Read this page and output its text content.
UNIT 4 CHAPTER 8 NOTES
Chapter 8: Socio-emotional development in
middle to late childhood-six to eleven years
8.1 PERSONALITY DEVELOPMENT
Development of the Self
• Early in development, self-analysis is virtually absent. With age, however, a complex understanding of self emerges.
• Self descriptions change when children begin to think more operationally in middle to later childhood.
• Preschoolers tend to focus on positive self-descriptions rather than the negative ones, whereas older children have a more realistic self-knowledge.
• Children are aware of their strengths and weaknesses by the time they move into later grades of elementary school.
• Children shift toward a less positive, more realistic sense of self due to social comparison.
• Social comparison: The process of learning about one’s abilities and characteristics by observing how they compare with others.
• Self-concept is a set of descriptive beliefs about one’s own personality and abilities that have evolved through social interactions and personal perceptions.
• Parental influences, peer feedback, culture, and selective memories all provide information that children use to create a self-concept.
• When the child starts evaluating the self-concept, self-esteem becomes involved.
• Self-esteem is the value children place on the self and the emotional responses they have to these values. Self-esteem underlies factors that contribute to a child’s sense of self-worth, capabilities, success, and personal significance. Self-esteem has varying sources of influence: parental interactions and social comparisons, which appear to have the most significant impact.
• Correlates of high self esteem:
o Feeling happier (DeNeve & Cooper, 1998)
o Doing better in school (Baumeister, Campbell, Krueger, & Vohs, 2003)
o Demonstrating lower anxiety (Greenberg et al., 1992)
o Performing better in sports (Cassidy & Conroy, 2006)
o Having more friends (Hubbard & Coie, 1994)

- - - - - - -

= Set problem =
State the number of lines in the data that include the string "middle", and add nothing else.

= Response =
2